Exercise material.
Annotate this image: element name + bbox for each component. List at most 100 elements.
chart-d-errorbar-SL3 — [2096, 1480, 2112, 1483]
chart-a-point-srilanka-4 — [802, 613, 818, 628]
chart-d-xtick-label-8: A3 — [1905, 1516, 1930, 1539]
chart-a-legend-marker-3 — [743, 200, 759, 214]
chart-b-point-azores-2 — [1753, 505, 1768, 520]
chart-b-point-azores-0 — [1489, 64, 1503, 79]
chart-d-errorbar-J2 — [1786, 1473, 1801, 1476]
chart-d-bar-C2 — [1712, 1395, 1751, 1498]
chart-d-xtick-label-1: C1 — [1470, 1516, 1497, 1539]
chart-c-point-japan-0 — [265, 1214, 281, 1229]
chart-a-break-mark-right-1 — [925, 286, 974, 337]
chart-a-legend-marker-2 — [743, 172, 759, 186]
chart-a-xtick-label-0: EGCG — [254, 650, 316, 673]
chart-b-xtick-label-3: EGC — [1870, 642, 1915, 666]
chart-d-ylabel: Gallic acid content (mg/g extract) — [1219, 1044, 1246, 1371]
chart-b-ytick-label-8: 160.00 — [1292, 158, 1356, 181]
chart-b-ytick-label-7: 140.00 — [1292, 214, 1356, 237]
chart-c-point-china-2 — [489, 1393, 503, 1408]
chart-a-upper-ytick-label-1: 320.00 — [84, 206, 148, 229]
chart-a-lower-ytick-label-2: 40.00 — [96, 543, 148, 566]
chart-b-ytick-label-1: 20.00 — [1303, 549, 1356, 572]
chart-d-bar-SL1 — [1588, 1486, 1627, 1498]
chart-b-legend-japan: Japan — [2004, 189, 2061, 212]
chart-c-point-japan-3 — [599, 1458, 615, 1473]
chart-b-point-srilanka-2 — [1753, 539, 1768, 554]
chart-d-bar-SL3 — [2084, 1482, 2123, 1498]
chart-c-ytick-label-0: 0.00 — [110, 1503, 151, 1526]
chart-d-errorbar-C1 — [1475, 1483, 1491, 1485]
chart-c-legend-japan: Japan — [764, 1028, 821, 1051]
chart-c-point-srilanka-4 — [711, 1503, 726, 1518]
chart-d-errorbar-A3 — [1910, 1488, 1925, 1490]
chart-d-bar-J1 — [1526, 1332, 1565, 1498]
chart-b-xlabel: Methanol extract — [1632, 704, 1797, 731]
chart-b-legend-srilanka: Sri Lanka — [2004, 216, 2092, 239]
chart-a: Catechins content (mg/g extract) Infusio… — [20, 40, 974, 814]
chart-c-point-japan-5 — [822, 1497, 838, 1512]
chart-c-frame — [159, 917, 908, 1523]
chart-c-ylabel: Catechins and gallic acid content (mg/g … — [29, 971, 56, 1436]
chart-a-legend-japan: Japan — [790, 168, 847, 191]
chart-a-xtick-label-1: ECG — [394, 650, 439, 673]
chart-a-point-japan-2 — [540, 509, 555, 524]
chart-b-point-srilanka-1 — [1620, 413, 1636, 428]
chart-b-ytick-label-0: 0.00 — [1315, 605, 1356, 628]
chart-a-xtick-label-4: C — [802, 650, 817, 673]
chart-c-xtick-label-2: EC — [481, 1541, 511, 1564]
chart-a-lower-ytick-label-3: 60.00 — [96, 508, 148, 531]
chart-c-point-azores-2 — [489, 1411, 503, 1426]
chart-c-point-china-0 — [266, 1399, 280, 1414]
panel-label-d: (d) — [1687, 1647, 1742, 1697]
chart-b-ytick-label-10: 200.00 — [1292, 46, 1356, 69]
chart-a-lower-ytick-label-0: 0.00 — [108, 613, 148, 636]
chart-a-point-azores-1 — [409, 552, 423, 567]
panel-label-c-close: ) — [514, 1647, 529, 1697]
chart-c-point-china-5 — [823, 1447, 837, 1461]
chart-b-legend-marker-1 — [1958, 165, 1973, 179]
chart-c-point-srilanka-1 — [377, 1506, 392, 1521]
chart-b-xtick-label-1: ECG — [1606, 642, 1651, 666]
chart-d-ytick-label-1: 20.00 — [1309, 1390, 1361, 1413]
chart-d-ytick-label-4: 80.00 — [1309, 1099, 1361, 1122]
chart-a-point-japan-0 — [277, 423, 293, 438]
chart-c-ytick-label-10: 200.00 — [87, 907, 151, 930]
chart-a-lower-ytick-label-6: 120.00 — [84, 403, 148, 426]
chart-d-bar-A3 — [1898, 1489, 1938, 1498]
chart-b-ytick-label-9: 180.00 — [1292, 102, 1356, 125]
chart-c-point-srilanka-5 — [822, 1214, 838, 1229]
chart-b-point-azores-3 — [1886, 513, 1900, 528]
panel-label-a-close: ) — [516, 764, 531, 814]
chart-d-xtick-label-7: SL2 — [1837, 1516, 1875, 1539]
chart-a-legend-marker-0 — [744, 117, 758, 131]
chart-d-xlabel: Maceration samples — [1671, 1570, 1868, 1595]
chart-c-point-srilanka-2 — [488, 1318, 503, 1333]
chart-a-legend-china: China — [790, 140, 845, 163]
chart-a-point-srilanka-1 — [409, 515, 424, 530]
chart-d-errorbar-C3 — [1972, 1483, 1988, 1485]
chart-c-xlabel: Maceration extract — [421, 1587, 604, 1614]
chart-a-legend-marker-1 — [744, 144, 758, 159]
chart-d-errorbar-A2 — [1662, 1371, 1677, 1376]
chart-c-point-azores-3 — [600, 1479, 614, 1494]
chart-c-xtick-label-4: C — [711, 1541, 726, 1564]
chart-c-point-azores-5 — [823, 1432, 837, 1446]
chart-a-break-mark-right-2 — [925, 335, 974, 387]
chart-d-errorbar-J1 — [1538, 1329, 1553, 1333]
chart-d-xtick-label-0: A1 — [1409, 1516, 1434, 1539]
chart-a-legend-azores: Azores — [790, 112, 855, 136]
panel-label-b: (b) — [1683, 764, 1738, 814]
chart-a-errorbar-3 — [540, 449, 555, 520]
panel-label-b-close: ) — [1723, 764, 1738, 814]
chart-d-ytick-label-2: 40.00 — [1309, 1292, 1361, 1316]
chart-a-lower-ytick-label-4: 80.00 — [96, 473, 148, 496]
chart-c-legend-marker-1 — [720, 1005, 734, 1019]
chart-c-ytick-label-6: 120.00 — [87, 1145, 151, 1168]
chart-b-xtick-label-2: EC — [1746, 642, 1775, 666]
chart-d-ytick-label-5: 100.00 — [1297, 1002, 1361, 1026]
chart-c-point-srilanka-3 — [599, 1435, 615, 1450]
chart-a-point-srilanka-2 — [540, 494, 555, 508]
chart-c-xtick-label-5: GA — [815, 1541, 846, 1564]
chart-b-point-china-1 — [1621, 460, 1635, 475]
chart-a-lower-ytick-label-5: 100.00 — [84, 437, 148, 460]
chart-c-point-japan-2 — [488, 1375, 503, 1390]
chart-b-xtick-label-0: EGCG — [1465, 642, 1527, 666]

Stated goal. Rewrite all of the data above, substituting "error-bar" for every occurrence of "errorbar" and leaving everything else unchanged.

Correct response.
Annotate this image: element name + bbox for each component. List at most 100 elements.
chart-d-error-bar-SL3 — [2096, 1480, 2112, 1483]
chart-a-point-srilanka-4 — [802, 613, 818, 628]
chart-d-xtick-label-8: A3 — [1905, 1516, 1930, 1539]
chart-a-legend-marker-3 — [743, 200, 759, 214]
chart-b-point-azores-2 — [1753, 505, 1768, 520]
chart-b-point-azores-0 — [1489, 64, 1503, 79]
chart-d-error-bar-J2 — [1786, 1473, 1801, 1476]
chart-d-bar-C2 — [1712, 1395, 1751, 1498]
chart-d-xtick-label-1: C1 — [1470, 1516, 1497, 1539]
chart-c-point-japan-0 — [265, 1214, 281, 1229]
chart-a-break-mark-right-1 — [925, 286, 974, 337]
chart-a-legend-marker-2 — [743, 172, 759, 186]
chart-a-xtick-label-0: EGCG — [254, 650, 316, 673]
chart-b-xtick-label-3: EGC — [1870, 642, 1915, 666]
chart-d-ylabel: Gallic acid content (mg/g extract) — [1219, 1044, 1246, 1371]
chart-b-ytick-label-8: 160.00 — [1292, 158, 1356, 181]
chart-b-ytick-label-7: 140.00 — [1292, 214, 1356, 237]
chart-c-point-china-2 — [489, 1393, 503, 1408]
chart-a-upper-ytick-label-1: 320.00 — [84, 206, 148, 229]
chart-a-lower-ytick-label-2: 40.00 — [96, 543, 148, 566]
chart-b-ytick-label-1: 20.00 — [1303, 549, 1356, 572]
chart-d-bar-SL1 — [1588, 1486, 1627, 1498]
chart-b-legend-japan: Japan — [2004, 189, 2061, 212]
chart-c-point-japan-3 — [599, 1458, 615, 1473]
chart-b-point-srilanka-2 — [1753, 539, 1768, 554]
chart-d-bar-SL3 — [2084, 1482, 2123, 1498]
chart-c-ytick-label-0: 0.00 — [110, 1503, 151, 1526]
chart-d-error-bar-C1 — [1475, 1483, 1491, 1485]
chart-c-legend-japan: Japan — [764, 1028, 821, 1051]
chart-c-point-srilanka-4 — [711, 1503, 726, 1518]
chart-d-error-bar-A3 — [1910, 1488, 1925, 1490]
chart-d-bar-J1 — [1526, 1332, 1565, 1498]
chart-b-xlabel: Methanol extract — [1632, 704, 1797, 731]
chart-b-legend-srilanka: Sri Lanka — [2004, 216, 2092, 239]
chart-a: Catechins content (mg/g extract) Infusio… — [20, 40, 974, 814]
chart-c-point-japan-5 — [822, 1497, 838, 1512]
chart-c-frame — [159, 917, 908, 1523]
chart-c-ylabel: Catechins and gallic acid content (mg/g … — [29, 971, 56, 1436]
chart-a-legend-japan: Japan — [790, 168, 847, 191]
chart-a-xtick-label-1: ECG — [394, 650, 439, 673]
chart-a-point-japan-2 — [540, 509, 555, 524]
chart-b-point-srilanka-1 — [1620, 413, 1636, 428]
chart-b-ytick-label-0: 0.00 — [1315, 605, 1356, 628]
chart-a-xtick-label-4: C — [802, 650, 817, 673]
chart-c-xtick-label-2: EC — [481, 1541, 511, 1564]
chart-a-lower-ytick-label-3: 60.00 — [96, 508, 148, 531]
chart-c-point-azores-2 — [489, 1411, 503, 1426]
chart-c-point-china-0 — [266, 1399, 280, 1414]
panel-label-d: (d) — [1687, 1647, 1742, 1697]
chart-b-ytick-label-10: 200.00 — [1292, 46, 1356, 69]
chart-a-lower-ytick-label-0: 0.00 — [108, 613, 148, 636]
chart-a-point-azores-1 — [409, 552, 423, 567]
panel-label-c-close: ) — [514, 1647, 529, 1697]
chart-c-point-china-5 — [823, 1447, 837, 1461]
chart-b-legend-marker-1 — [1958, 165, 1973, 179]
chart-c-point-srilanka-1 — [377, 1506, 392, 1521]
chart-b-xtick-label-1: ECG — [1606, 642, 1651, 666]
chart-d-ytick-label-1: 20.00 — [1309, 1390, 1361, 1413]
chart-d-ytick-label-4: 80.00 — [1309, 1099, 1361, 1122]
chart-a-point-japan-0 — [277, 423, 293, 438]
chart-c-ytick-label-10: 200.00 — [87, 907, 151, 930]
chart-a-lower-ytick-label-6: 120.00 — [84, 403, 148, 426]
chart-d-bar-A3 — [1898, 1489, 1938, 1498]
chart-b-ytick-label-9: 180.00 — [1292, 102, 1356, 125]
chart-c-point-srilanka-5 — [822, 1214, 838, 1229]
chart-b-point-azores-3 — [1886, 513, 1900, 528]
panel-label-a-close: ) — [516, 764, 531, 814]
chart-d-xtick-label-7: SL2 — [1837, 1516, 1875, 1539]
chart-a-legend-marker-0 — [744, 117, 758, 131]
chart-d-xlabel: Maceration samples — [1671, 1570, 1868, 1595]
chart-c-point-srilanka-2 — [488, 1318, 503, 1333]
chart-a-legend-china: China — [790, 140, 845, 163]
chart-a-point-srilanka-1 — [409, 515, 424, 530]
chart-d-error-bar-C3 — [1972, 1483, 1988, 1485]
chart-c-xlabel: Maceration extract — [421, 1587, 604, 1614]
chart-a-legend-marker-1 — [744, 144, 758, 159]
chart-d-error-bar-A2 — [1662, 1371, 1677, 1376]
chart-c-point-azores-3 — [600, 1479, 614, 1494]
chart-c-xtick-label-4: C — [711, 1541, 726, 1564]
chart-c-point-azores-5 — [823, 1432, 837, 1446]
chart-a-break-mark-right-2 — [925, 335, 974, 387]
chart-d-error-bar-J1 — [1538, 1329, 1553, 1333]
chart-d-xtick-label-0: A1 — [1409, 1516, 1434, 1539]
chart-a-legend-azores: Azores — [790, 112, 855, 136]
panel-label-b: (b) — [1683, 764, 1738, 814]
chart-a-error-bar-3 — [540, 449, 555, 520]
panel-label-b-close: ) — [1723, 764, 1738, 814]
chart-d-ytick-label-2: 40.00 — [1309, 1292, 1361, 1316]
chart-a-lower-ytick-label-4: 80.00 — [96, 473, 148, 496]
chart-c-legend-marker-1 — [720, 1005, 734, 1019]
chart-c-ytick-label-6: 120.00 — [87, 1145, 151, 1168]
chart-b-xtick-label-2: EC — [1746, 642, 1775, 666]
chart-d-ytick-label-5: 100.00 — [1297, 1002, 1361, 1026]
chart-c-point-srilanka-3 — [599, 1435, 615, 1450]
chart-a-point-srilanka-2 — [540, 494, 555, 508]
chart-c-xtick-label-5: GA — [815, 1541, 846, 1564]
chart-b-point-china-1 — [1621, 460, 1635, 475]
chart-a-lower-ytick-label-5: 100.00 — [84, 437, 148, 460]
chart-c-point-japan-2 — [488, 1375, 503, 1390]
chart-b-xtick-label-0: EGCG — [1465, 642, 1527, 666]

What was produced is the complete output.